• [Recorded data]:
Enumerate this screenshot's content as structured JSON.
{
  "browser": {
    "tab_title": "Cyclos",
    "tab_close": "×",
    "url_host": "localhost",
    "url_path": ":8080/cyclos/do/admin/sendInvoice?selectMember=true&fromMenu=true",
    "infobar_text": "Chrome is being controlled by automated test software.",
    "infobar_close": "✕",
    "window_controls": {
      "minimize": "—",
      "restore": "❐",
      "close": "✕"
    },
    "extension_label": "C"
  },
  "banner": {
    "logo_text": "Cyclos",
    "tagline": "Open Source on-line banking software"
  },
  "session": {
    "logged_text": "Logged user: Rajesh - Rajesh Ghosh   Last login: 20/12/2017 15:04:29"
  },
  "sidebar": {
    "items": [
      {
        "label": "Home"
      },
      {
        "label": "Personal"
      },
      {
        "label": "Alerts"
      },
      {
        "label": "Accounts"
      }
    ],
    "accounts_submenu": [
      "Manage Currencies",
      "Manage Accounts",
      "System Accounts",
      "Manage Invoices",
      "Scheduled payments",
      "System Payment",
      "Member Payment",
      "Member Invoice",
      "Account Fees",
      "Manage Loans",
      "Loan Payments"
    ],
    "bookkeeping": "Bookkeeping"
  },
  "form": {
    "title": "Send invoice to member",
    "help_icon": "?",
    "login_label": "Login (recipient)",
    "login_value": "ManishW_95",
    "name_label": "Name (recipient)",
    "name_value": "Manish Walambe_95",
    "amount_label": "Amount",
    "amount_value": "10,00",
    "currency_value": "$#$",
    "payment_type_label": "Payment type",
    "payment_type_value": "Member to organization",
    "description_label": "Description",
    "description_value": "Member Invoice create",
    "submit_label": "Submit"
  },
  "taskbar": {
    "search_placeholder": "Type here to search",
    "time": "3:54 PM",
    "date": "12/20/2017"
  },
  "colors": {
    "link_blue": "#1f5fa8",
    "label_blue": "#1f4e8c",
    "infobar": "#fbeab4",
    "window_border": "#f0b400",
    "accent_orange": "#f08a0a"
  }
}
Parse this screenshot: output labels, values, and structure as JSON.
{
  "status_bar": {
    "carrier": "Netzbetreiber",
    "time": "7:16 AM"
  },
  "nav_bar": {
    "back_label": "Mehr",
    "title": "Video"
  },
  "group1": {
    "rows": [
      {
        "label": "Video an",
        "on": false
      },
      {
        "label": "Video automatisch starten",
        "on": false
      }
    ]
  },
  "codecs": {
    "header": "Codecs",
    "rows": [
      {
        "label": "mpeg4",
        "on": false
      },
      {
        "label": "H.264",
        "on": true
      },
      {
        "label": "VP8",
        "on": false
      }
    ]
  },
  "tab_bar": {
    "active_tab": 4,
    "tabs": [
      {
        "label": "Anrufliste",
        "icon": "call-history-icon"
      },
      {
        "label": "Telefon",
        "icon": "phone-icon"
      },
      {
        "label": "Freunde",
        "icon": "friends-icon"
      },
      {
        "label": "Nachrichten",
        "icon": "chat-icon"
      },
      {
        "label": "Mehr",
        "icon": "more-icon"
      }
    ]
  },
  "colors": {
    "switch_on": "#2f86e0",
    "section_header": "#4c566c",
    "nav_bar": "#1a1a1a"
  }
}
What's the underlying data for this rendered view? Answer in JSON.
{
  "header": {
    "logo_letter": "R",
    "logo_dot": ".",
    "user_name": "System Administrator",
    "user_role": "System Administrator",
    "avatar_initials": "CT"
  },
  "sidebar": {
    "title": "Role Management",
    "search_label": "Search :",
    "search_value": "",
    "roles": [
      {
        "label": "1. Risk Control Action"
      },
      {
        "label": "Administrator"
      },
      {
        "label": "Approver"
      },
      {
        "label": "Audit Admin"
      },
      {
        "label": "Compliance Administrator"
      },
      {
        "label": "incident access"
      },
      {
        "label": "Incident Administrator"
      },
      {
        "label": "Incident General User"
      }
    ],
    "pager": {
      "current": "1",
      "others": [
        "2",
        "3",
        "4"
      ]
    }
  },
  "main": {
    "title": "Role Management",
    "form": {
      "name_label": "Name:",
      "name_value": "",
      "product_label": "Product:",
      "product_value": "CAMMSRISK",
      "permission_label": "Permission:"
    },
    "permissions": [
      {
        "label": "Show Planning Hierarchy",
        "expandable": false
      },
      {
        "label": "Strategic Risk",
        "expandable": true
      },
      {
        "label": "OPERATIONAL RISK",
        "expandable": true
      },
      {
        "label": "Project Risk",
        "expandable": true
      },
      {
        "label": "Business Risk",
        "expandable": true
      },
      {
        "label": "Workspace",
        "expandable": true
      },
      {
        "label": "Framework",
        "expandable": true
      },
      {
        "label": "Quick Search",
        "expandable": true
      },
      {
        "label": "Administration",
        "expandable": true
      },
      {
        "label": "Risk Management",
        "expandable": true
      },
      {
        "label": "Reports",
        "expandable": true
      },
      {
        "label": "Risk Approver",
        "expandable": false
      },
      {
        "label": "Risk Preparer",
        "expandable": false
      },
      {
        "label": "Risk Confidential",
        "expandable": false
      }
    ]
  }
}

• [What the task requires]: Repeat every line of the records above exactly.

• [In response]:
Enumerate this screenshot's content as structured JSON.
{
  "browser": {
    "tab_title": "Cyclos",
    "tab_close": "×",
    "url_host": "localhost",
    "url_path": ":8080/cyclos/do/admin/sendInvoice?selectMember=true&fromMenu=true",
    "infobar_text": "Chrome is being controlled by automated test software.",
    "infobar_close": "✕",
    "window_controls": {
      "minimize": "—",
      "restore": "❐",
      "close": "✕"
    },
    "extension_label": "C"
  },
  "banner": {
    "logo_text": "Cyclos",
    "tagline": "Open Source on-line banking software"
  },
  "session": {
    "logged_text": "Logged user: Rajesh - Rajesh Ghosh   Last login: 20/12/2017 15:04:29"
  },
  "sidebar": {
    "items": [
      {
        "label": "Home"
      },
      {
        "label": "Personal"
      },
      {
        "label": "Alerts"
      },
      {
        "label": "Accounts"
      }
    ],
    "accounts_submenu": [
      "Manage Currencies",
      "Manage Accounts",
      "System Accounts",
      "Manage Invoices",
      "Scheduled payments",
      "System Payment",
      "Member Payment",
      "Member Invoice",
      "Account Fees",
      "Manage Loans",
      "Loan Payments"
    ],
    "bookkeeping": "Bookkeeping"
  },
  "form": {
    "title": "Send invoice to member",
    "help_icon": "?",
    "login_label": "Login (recipient)",
    "login_value": "ManishW_95",
    "name_label": "Name (recipient)",
    "name_value": "Manish Walambe_95",
    "amount_label": "Amount",
    "amount_value": "10,00",
    "currency_value": "$#$",
    "payment_type_label": "Payment type",
    "payment_type_value": "Member to organization",
    "description_label": "Description",
    "description_value": "Member Invoice create",
    "submit_label": "Submit"
  },
  "taskbar": {
    "search_placeholder": "Type here to search",
    "time": "3:54 PM",
    "date": "12/20/2017"
  },
  "colors": {
    "link_blue": "#1f5fa8",
    "label_blue": "#1f4e8c",
    "infobar": "#fbeab4",
    "window_border": "#f0b400",
    "accent_orange": "#f08a0a"
  }
}
Parse this screenshot: output labels, values, and structure as JSON.
{
  "status_bar": {
    "carrier": "Netzbetreiber",
    "time": "7:16 AM"
  },
  "nav_bar": {
    "back_label": "Mehr",
    "title": "Video"
  },
  "group1": {
    "rows": [
      {
        "label": "Video an",
        "on": false
      },
      {
        "label": "Video automatisch starten",
        "on": false
      }
    ]
  },
  "codecs": {
    "header": "Codecs",
    "rows": [
      {
        "label": "mpeg4",
        "on": false
      },
      {
        "label": "H.264",
        "on": true
      },
      {
        "label": "VP8",
        "on": false
      }
    ]
  },
  "tab_bar": {
    "active_tab": 4,
    "tabs": [
      {
        "label": "Anrufliste",
        "icon": "call-history-icon"
      },
      {
        "label": "Telefon",
        "icon": "phone-icon"
      },
      {
        "label": "Freunde",
        "icon": "friends-icon"
      },
      {
        "label": "Nachrichten",
        "icon": "chat-icon"
      },
      {
        "label": "Mehr",
        "icon": "more-icon"
      }
    ]
  },
  "colors": {
    "switch_on": "#2f86e0",
    "section_header": "#4c566c",
    "nav_bar": "#1a1a1a"
  }
}
What's the underlying data for this rendered view? Answer in JSON.
{
  "header": {
    "logo_letter": "R",
    "logo_dot": ".",
    "user_name": "System Administrator",
    "user_role": "System Administrator",
    "avatar_initials": "CT"
  },
  "sidebar": {
    "title": "Role Management",
    "search_label": "Search :",
    "search_value": "",
    "roles": [
      {
        "label": "1. Risk Control Action"
      },
      {
        "label": "Administrator"
      },
      {
        "label": "Approver"
      },
      {
        "label": "Audit Admin"
      },
      {
        "label": "Compliance Administrator"
      },
      {
        "label": "incident access"
      },
      {
        "label": "Incident Administrator"
      },
      {
        "label": "Incident General User"
      }
    ],
    "pager": {
      "current": "1",
      "others": [
        "2",
        "3",
        "4"
      ]
    }
  },
  "main": {
    "title": "Role Management",
    "form": {
      "name_label": "Name:",
      "name_value": "",
      "product_label": "Product:",
      "product_value": "CAMMSRISK",
      "permission_label": "Permission:"
    },
    "permissions": [
      {
        "label": "Show Planning Hierarchy",
        "expandable": false
      },
      {
        "label": "Strategic Risk",
        "expandable": true
      },
      {
        "label": "OPERATIONAL RISK",
        "expandable": true
      },
      {
        "label": "Project Risk",
        "expandable": true
      },
      {
        "label": "Business Risk",
        "expandable": true
      },
      {
        "label": "Workspace",
        "expandable": true
      },
      {
        "label": "Framework",
        "expandable": true
      },
      {
        "label": "Quick Search",
        "expandable": true
      },
      {
        "label": "Administration",
        "expandable": true
      },
      {
        "label": "Risk Management",
        "expandable": true
      },
      {
        "label": "Reports",
        "expandable": true
      },
      {
        "label": "Risk Approver",
        "expandable": false
      },
      {
        "label": "Risk Preparer",
        "expandable": false
      },
      {
        "label": "Risk Confidential",
        "expandable": false
      }
    ]
  }
}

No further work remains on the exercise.